───── Materials provided ─────
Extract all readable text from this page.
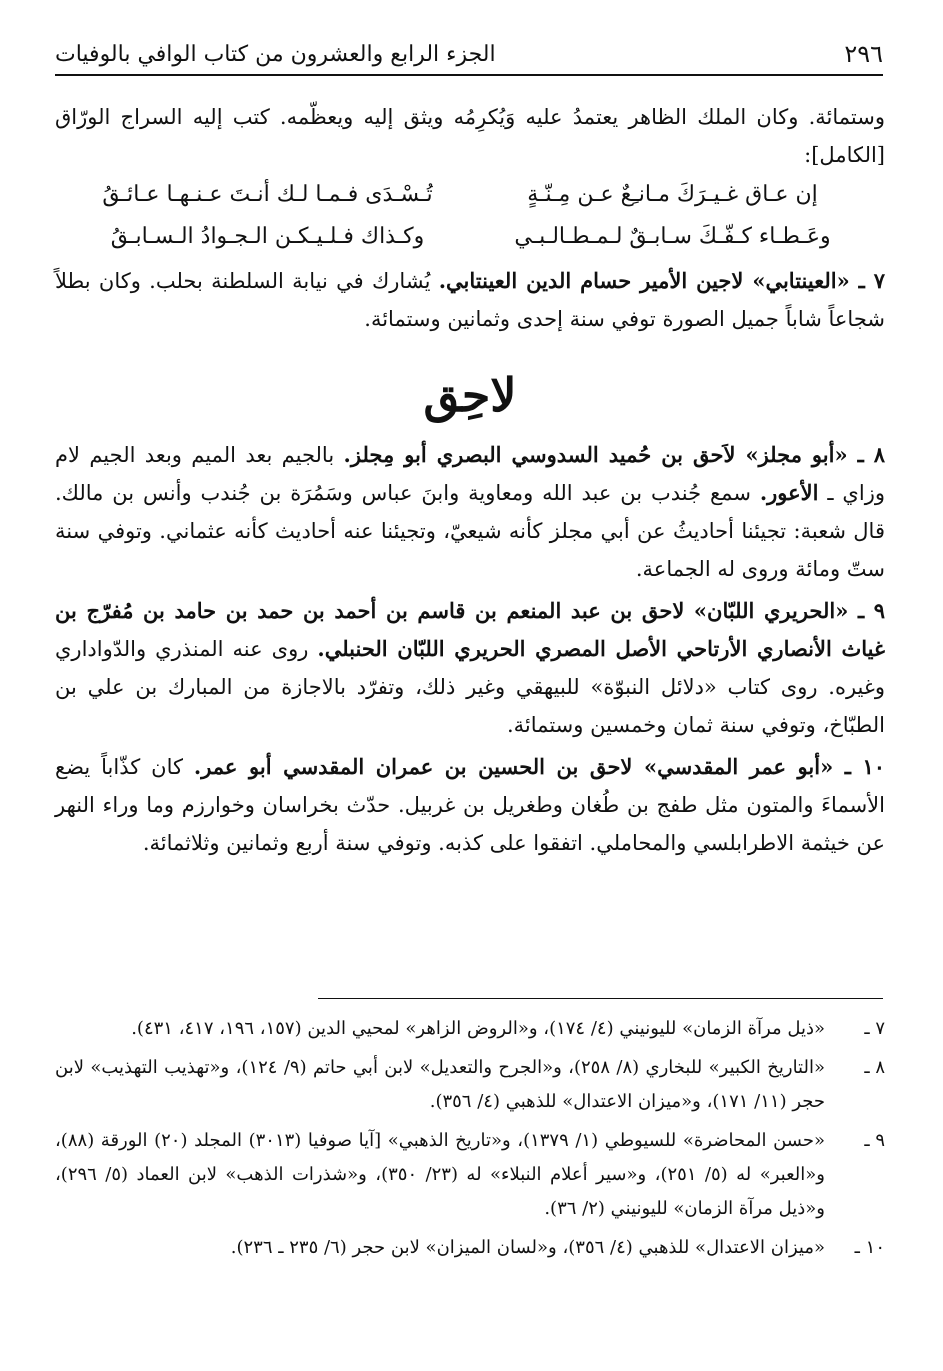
٢٩٦
الجزء الرابع والعشرون من كتاب الوافي بالوفيات

وستمائة. وكان الملك الظاهر يعتمدُ عليه وَيُكرِمُه ويثق إليه ويعظّمه. كتب إليه السراج الورّاق [الكامل]:

إن عـاق غـيـرَكَ مـانـِعٌ عـن مِـنّـةٍ
تُـسْـدَى فـمـا لـك أنـتَ عـنـهـا عـائـقُ
وعَـطـاء كـفّـكَ سـابـقٌ لـمـطـالـبـي
وكـذاك فـلـيـكـن الـجـوادُ الـسـابـقُ

٧ ـ «العينتابي» لاجين الأمير حسام الدين العينتابي. يُشارك في نيابة السلطنة بحلب. وكان بطلاً شجاعاً شاباً جميل الصورة توفي سنة إحدى وثمانين وستمائة.

لاحِق

٨ ـ «أبو مجلز» لاَحق بن حُميد السدوسي البصري أبو مِجلز. بالجيم بعد الميم وبعد الجيم لام وزاي ـ الأعور. سمع جُندب بن عبد الله ومعاوية وابنَ عباس وسَمُرَة بن جُندب وأنس بن مالك. قال شعبة: تجيئنا أحاديثُ عن أبي مجلز كأنه شيعيّ، وتجيئنا عنه أحاديث كأنه عثماني. وتوفي سنة ستّ ومائة وروى له الجماعة.

٩ ـ «الحريري اللبّان» لاحق بن عبد المنعم بن قاسم بن أحمد بن حمد بن حامد بن مُفرّج بن غياث الأنصاري الأرتاحي الأصل المصري الحريري اللبّان الحنبلي. روى عنه المنذري والدّواداري وغيره. روى كتاب «دلائل النبوّة» للبيهقي وغير ذلك، وتفرّد بالاجازة من المبارك بن علي بن الطبّاخ، وتوفي سنة ثمان وخمسين وستمائة.

١٠ ـ «أبو عمر المقدسي» لاحق بن الحسين بن عمران المقدسي أبو عمر. كان كذّاباً يضع الأسماءَ والمتون مثل طفج بن طُغان وطغريل بن غربيل. حدّث بخراسان وخوارزم وما وراء النهر عن خيثمة الاطرابلسي والمحاملي. اتفقوا على كذبه. وتوفي سنة أربع وثمانين وثلاثمائة.

٧ ـ
«ذيل مرآة الزمان» لليونيني (٤/ ١٧٤)، و«الروض الزاهر» لمحيي الدين (١٥٧، ١٩٦، ٤١٧، ٤٣١).
٨ ـ
«التاريخ الكبير» للبخاري (٨/ ٢٥٨)، و«الجرح والتعديل» لابن أبي حاتم (٩/ ١٢٤)، و«تهذيب التهذيب» لابن حجر (١١/ ١٧١)، و«ميزان الاعتدال» للذهبي (٤/ ٣٥٦).
٩ ـ
«حسن المحاضرة» للسيوطي (١/ ١٣٧٩)، و«تاريخ الذهبي» [آيا صوفيا (٣٠١٣) المجلد (٢٠) الورقة (٨٨)، و«العبر» له (٥/ ٢٥١)، و«سير أعلام النبلاء» له (٢٣/ ٣٥٠)، و«شذرات الذهب» لابن العماد (٥/ ٢٩٦)، و«ذيل مرآة الزمان» لليونيني (٢/ ٣٦).
١٠ ـ
«ميزان الاعتدال» للذهبي (٤/ ٣٥٦)، و«لسان الميزان» لابن حجر (٦/ ٢٣٥ ـ ٢٣٦).
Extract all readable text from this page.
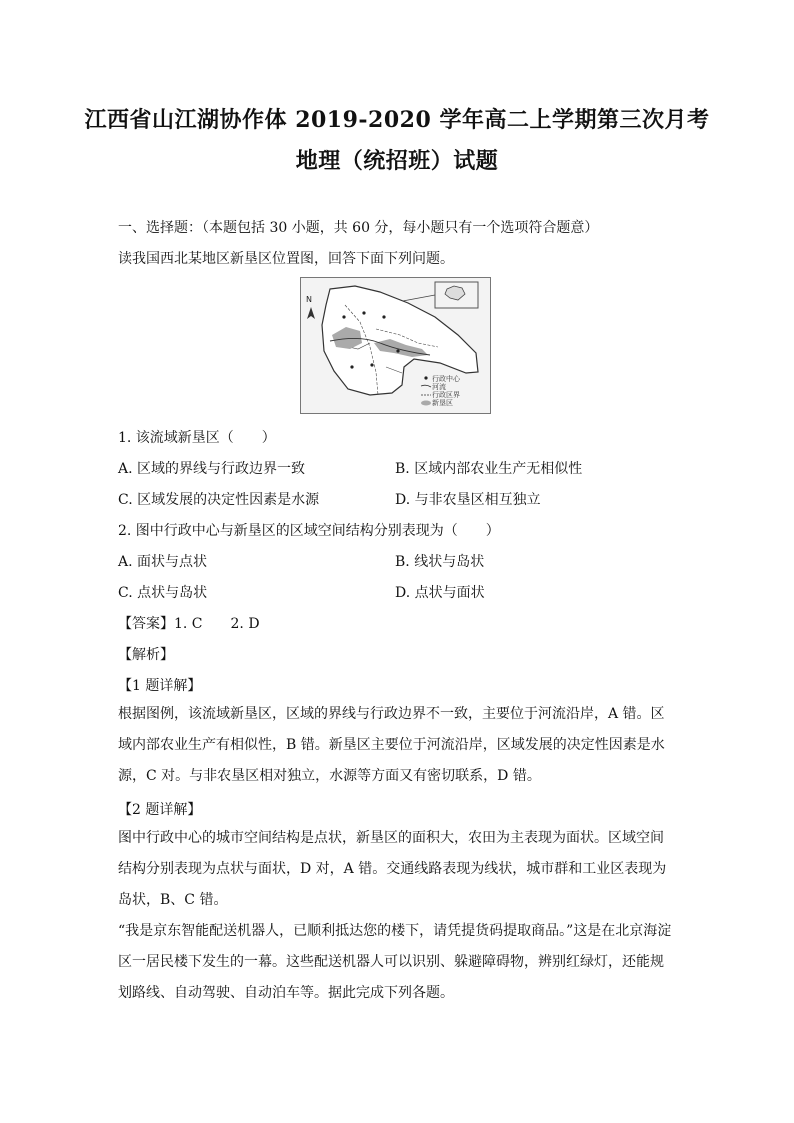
江西省山江湖协作体 2019-2020 学年高二上学期第三次月考
地理（统招班）试题
一、选择题：（本题包括 30 小题，共 60 分，每小题只有一个选项符合题意）
读我国西北某地区新垦区位置图，回答下面下列问题。
N
行政中心
河流
行政区界
新垦区
1. 该流域新垦区（　　）
A. 区域的界线与行政边界一致	B. 区域内部农业生产无相似性
C. 区域发展的决定性因素是水源	D. 与非农垦区相互独立
2. 图中行政中心与新垦区的区域空间结构分别表现为（　　）
A. 面状与点状	B. 线状与岛状
C. 点状与岛状	D. 点状与面状
【答案】1. C　　2. D
【解析】
【1 题详解】
根据图例，该流域新垦区，区域的界线与行政边界不一致，主要位于河流沿岸，A 错。区域内部农业生产有相似性，B 错。新垦区主要位于河流沿岸，区域发展的决定性因素是水源，C 对。与非农垦区相对独立，水源等方面又有密切联系，D 错。
【2 题详解】
图中行政中心的城市空间结构是点状，新垦区的面积大，农田为主表现为面状。区域空间结构分别表现为点状与面状，D 对，A 错。交通线路表现为线状，城市群和工业区表现为岛状，B、C 错。
“我是京东智能配送机器人，已顺利抵达您的楼下，请凭提货码提取商品。”这是在北京海淀区一居民楼下发生的一幕。这些配送机器人可以识别、躲避障碍物，辨别红绿灯，还能规划路线、自动驾驶、自动泊车等。据此完成下列各题。
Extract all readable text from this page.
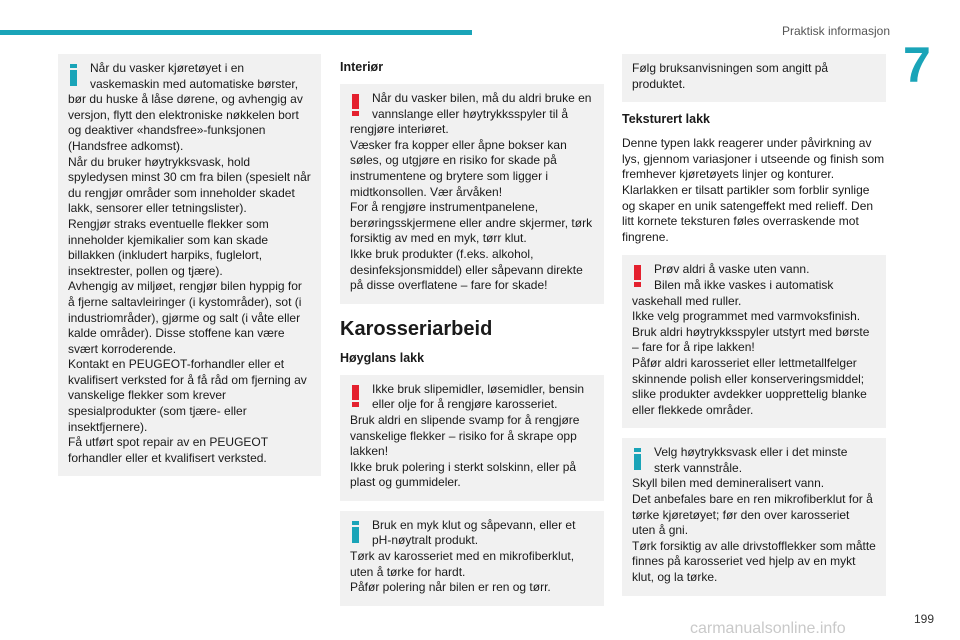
Praktisk informasjon
7
Når du vasker kjøretøyet i en vaskemaskin med automatiske børster,
bør du huske å låse dørene, og avhengig av versjon, flytt den elektroniske nøkkelen bort og deaktiver «handsfree»-funksjonen (Handsfree adkomst).
Når du bruker høytrykksvask, hold spyledysen minst 30 cm fra bilen (spesielt når du rengjør områder som inneholder skadet lakk, sensorer eller tetningslister).
Rengjør straks eventuelle flekker som inneholder kjemikalier som kan skade billakken (inkludert harpiks, fuglelort, insektrester, pollen og tjære).
Avhengig av miljøet, rengjør bilen hyppig for å fjerne saltavleiringer (i kystområder), sot (i industriområder), gjørme og salt (i våte eller kalde områder). Disse stoffene kan være svært korroderende.
Kontakt en PEUGEOT-forhandler eller et kvalifisert verksted for å få råd om fjerning av vanskelige flekker som krever spesialprodukter (som tjære- eller insektfjernere).
Få utført spot repair av en PEUGEOT forhandler eller et kvalifisert verksted.
Interiør
Når du vasker bilen, må du aldri bruke en vannslange eller høytrykksspyler til å
rengjøre interiøret.
Væsker fra kopper eller åpne bokser kan søles, og utgjøre en risiko for skade på instrumentene og brytere som ligger i midtkonsollen. Vær årvåken!
For å rengjøre instrumentpanelene, berøringsskjermene eller andre skjermer, tørk forsiktig av med en myk, tørr klut.
Ikke bruk produkter (f.eks. alkohol, desinfeksjonsmiddel) eller såpevann direkte på disse overflatene – fare for skade!
Karosseriarbeid
Høyglans lakk
Ikke bruk slipemidler, løsemidler, bensin eller olje for å rengjøre karosseriet.
Bruk aldri en slipende svamp for å rengjøre vanskelige flekker – risiko for å skrape opp lakken!
Ikke bruk polering i sterkt solskinn, eller på plast og gummideler.
Bruk en myk klut og såpevann, eller et pH-nøytralt produkt.
Tørk av karosseriet med en mikrofiberklut, uten å tørke for hardt.
Påfør polering når bilen er ren og tørr.
Følg bruksanvisningen som angitt på produktet.
Teksturert lakk
Denne typen lakk reagerer under påvirkning av lys, gjennom variasjoner i utseende og finish som fremhever kjøretøyets linjer og konturer. Klarlakken er tilsatt partikler som forblir synlige og skaper en unik satengeffekt med relieff. Den litt kornete teksturen føles overraskende mot fingrene.
Prøv aldri å vaske uten vann.
Bilen må ikke vaskes i automatisk
vaskehall med ruller.
Ikke velg programmet med varmvoksfinish.
Bruk aldri høytrykksspyler utstyrt med børste – fare for å ripe lakken!
Påfør aldri karosseriet eller lettmetallfelger skinnende polish eller konserveringsmiddel; slike produkter avdekker uopprettelig blanke eller flekkede områder.
Velg høytrykksvask eller i det minste sterk vannstråle.
Skyll bilen med demineralisert vann.
Det anbefales bare en ren mikrofiberklut for å tørke kjøretøyet; før den over karosseriet uten å gni.
Tørk forsiktig av alle drivstofflekker som måtte finnes på karosseriet ved hjelp av en mykt klut, og la tørke.
199
carmanualsonline.info
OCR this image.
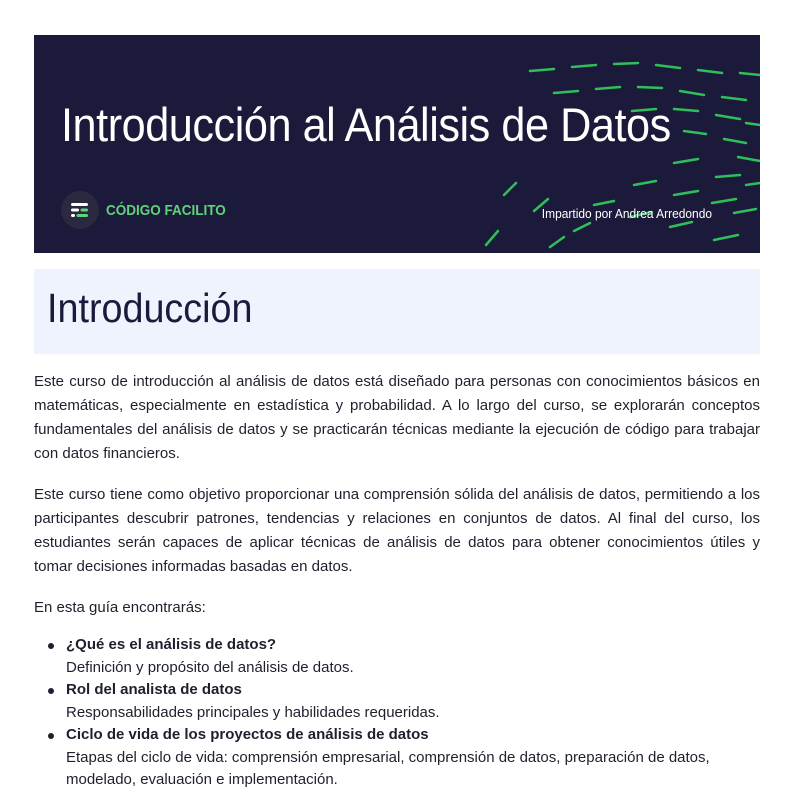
Introducción al Análisis de Datos
CÓDIGO FACILITO	Impartido por Andrea Arredondo
Introducción

Este curso de introducción al análisis de datos está diseñado para personas con conocimientos básicos en matemáticas, especialmente en estadística y probabilidad. A lo largo del curso, se explorarán conceptos fundamentales del análisis de datos y se practicarán técnicas mediante la ejecución de código para trabajar con datos financieros.

Este curso tiene como objetivo proporcionar una comprensión sólida del análisis de datos, permitiendo a los participantes descubrir patrones, tendencias y relaciones en conjuntos de datos. Al final del curso, los estudiantes serán capaces de aplicar técnicas de análisis de datos para obtener conocimientos útiles y tomar decisiones informadas basadas en datos.

En esta guía encontrarás:

¿Qué es el análisis de datos?
Definición y propósito del análisis de datos.
Rol del analista de datos
Responsabilidades principales y habilidades requeridas.
Ciclo de vida de los proyectos de análisis de datos
Etapas del ciclo de vida: comprensión empresarial, comprensión de datos, preparación de datos, modelado, evaluación e implementación.
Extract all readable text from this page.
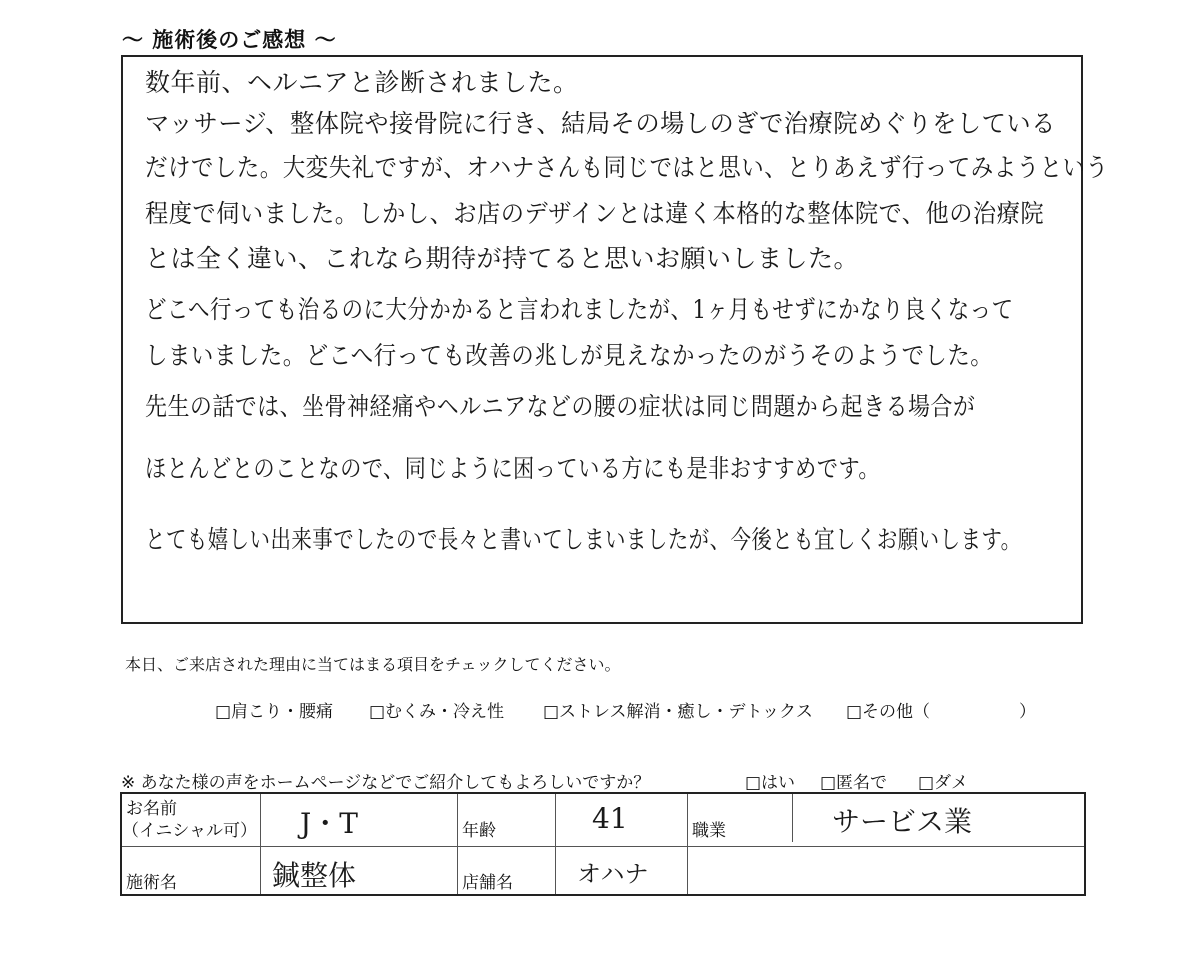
～ 施術後のご感想 ～
数年前、ヘルニアと診断されました。
マッサージ、整体院や接骨院に行き、結局その場しのぎで治療院めぐりをしている
だけでした。大変失礼ですが、オハナさんも同じではと思い、とりあえず行ってみようという
程度で伺いました。しかし、お店のデザインとは違く本格的な整体院で、他の治療院
とは全く違い、これなら期待が持てると思いお願いしました。
どこへ行っても治るのに大分かかると言われましたが、1ヶ月もせずにかなり良くなって
しまいました。どこへ行っても改善の兆しが見えなかったのがうそのようでした。
先生の話では、坐骨神経痛やヘルニアなどの腰の症状は同じ問題から起きる場合が
ほとんどとのことなので、同じように困っている方にも是非おすすめです。
とても嬉しい出来事でしたので長々と書いてしまいましたが、今後とも宜しくお願いします。
本日、ご来店された理由に当てはまる項目をチェックしてください。
□肩こり・腰痛 □むくみ・冷え性 □ストレス解消・癒し・デトックス □その他（	）
※ あなた様の声をホームページなどでご紹介してもよろしいですか？	□はい □匿名で □ダメ
お名前
（イニシャル可） J・T	年齢	41	職業	サービス業
施術名	鍼整体	店舗名	オハナ
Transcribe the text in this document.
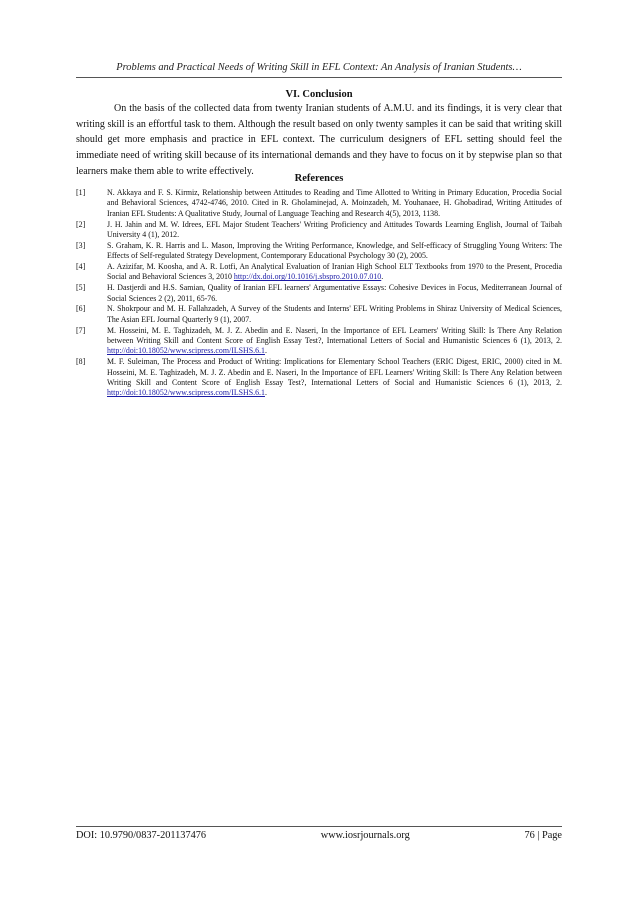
Problems and Practical Needs of Writing Skill in EFL Context: An Analysis of Iranian Students…
VI. Conclusion

On the basis of the collected data from twenty Iranian students of A.M.U. and its findings, it is very clear that writing skill is an effortful task to them. Although the result based on only twenty samples it can be said that writing skill should get more emphasis and practice in EFL context. The curriculum designers of EFL setting should feel the immediate need of writing skill because of its international demands and they have to focus on it by stepwise plan so that learners make them able to write effectively.

References
[1]	N. Akkaya and F. S. Kirmiz, Relationship between Attitudes to Reading and Time Allotted to Writing in Primary Education, Procedia Social and Behavioral Sciences, 4742-4746, 2010. Cited in R. Gholaminejad, A. Moinzadeh, M. Youhanaee, H. Ghobadirad, Writing Attitudes of Iranian EFL Students: A Qualitative Study, Journal of Language Teaching and Research 4(5), 2013, 1138.
[2]	J. H. Jahin and M. W. Idrees, EFL Major Student Teachers' Writing Proficiency and Attitudes Towards Learning English, Journal of Taibah University 4 (1), 2012.
[3]	S. Graham, K. R. Harris and L. Mason, Improving the Writing Performance, Knowledge, and Self-efficacy of Struggling Young Writers: The Effects of Self-regulated Strategy Development, Contemporary Educational Psychology 30 (2), 2005.
[4]	A. Azizifar, M. Koosha, and A. R. Lotfi, An Analytical Evaluation of Iranian High School ELT Textbooks from 1970 to the Present, Procedia Social and Behavioral Sciences 3, 2010 http://dx.doi.org/10.1016/j.sbspro.2010.07.010.
[5]	H. Dastjerdi and H.S. Samian, Quality of Iranian EFL learners' Argumentative Essays: Cohesive Devices in Focus, Mediterranean Journal of Social Sciences 2 (2), 2011, 65-76.
[6]	N. Shokrpour and M. H. Fallahzadeh, A Survey of the Students and Interns' EFL Writing Problems in Shiraz University of Medical Sciences, The Asian EFL Journal Quarterly 9 (1), 2007.
[7]	M. Hosseini, M. E. Taghizadeh, M. J. Z. Abedin and E. Naseri, In the Importance of EFL Learners' Writing Skill: Is There Any Relation between Writing Skill and Content Score of English Essay Test?, International Letters of Social and Humanistic Sciences 6 (1), 2013, 2. http://doi:10.18052/www.scipress.com/ILSHS.6.1.
[8]	M. F. Suleiman, The Process and Product of Writing: Implications for Elementary School Teachers (ERIC Digest, ERIC, 2000) cited in M. Hosseini, M. E. Taghizadeh, M. J. Z. Abedin and E. Naseri, In the Importance of EFL Learners' Writing Skill: Is There Any Relation between Writing Skill and Content Score of English Essay Test?, International Letters of Social and Humanistic Sciences 6 (1), 2013, 2. http://doi:10.18052/www.scipress.com/ILSHS.6.1.
DOI: 10.9790/0837-201137476	www.iosrjournals.org	76 | Page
─────
Given problem
Reply with only the number of lines in the material above where the string "الزمان" appears.

In response
2